### [What is expected]
Check each line of the records for "caption"; collect those that have it.
● ● ● ● ●
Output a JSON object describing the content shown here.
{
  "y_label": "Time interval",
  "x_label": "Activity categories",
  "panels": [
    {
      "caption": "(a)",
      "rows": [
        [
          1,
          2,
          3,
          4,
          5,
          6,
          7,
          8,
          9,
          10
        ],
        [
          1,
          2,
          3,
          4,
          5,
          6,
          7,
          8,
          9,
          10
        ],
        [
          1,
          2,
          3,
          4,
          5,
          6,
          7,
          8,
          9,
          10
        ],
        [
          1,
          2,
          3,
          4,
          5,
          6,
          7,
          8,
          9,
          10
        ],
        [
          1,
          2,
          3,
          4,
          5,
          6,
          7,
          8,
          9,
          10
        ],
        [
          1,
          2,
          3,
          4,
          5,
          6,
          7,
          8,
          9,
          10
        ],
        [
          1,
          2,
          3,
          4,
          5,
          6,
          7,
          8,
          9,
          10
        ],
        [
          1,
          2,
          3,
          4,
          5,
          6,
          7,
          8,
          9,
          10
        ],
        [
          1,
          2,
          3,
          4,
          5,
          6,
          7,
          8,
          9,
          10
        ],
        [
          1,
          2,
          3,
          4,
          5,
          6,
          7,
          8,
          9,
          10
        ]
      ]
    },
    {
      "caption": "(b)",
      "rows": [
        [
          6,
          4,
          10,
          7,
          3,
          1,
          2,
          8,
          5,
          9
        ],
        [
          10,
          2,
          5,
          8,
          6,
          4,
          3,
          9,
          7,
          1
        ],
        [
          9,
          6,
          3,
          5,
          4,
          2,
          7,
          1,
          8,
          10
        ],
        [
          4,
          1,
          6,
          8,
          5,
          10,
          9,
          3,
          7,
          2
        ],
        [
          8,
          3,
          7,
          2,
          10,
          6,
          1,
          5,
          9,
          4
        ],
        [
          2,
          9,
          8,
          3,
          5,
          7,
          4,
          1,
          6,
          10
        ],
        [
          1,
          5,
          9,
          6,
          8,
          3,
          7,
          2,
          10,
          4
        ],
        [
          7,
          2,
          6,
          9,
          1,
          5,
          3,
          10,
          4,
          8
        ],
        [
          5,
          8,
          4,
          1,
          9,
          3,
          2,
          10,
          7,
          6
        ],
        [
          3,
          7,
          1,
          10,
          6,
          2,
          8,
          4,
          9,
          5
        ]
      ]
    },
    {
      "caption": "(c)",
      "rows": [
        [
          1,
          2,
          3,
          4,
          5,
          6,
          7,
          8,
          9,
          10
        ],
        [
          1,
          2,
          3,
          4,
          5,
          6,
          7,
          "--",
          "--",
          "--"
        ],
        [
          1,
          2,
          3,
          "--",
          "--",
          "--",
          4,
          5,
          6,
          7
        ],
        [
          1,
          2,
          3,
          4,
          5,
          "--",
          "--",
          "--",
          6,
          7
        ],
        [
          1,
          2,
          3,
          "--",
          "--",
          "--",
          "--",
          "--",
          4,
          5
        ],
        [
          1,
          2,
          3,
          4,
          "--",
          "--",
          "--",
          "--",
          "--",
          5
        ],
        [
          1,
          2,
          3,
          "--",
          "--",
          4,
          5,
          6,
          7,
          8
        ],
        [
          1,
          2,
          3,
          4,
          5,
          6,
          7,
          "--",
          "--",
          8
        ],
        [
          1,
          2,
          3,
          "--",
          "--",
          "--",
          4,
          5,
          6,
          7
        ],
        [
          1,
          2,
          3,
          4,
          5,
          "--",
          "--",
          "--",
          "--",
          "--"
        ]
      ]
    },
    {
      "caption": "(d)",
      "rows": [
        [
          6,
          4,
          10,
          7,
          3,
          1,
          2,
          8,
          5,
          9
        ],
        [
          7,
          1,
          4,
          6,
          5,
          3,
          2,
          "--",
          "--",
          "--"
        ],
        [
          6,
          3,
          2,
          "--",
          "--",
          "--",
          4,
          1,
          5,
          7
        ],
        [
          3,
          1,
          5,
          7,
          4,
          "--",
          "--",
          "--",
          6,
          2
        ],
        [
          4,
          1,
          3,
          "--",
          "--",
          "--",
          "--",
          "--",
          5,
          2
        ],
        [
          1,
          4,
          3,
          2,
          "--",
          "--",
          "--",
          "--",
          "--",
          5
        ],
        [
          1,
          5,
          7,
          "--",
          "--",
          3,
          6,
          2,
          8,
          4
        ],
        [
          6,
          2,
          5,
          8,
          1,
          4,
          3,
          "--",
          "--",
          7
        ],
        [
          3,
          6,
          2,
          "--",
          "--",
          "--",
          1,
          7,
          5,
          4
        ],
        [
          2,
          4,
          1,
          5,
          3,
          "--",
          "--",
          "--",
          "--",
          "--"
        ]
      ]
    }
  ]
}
● ● ● ● ●
### [Answer to this exercise]
      "caption": "(a)",
      "caption": "(b)",
      "caption": "(c)",
      "caption": "(d)",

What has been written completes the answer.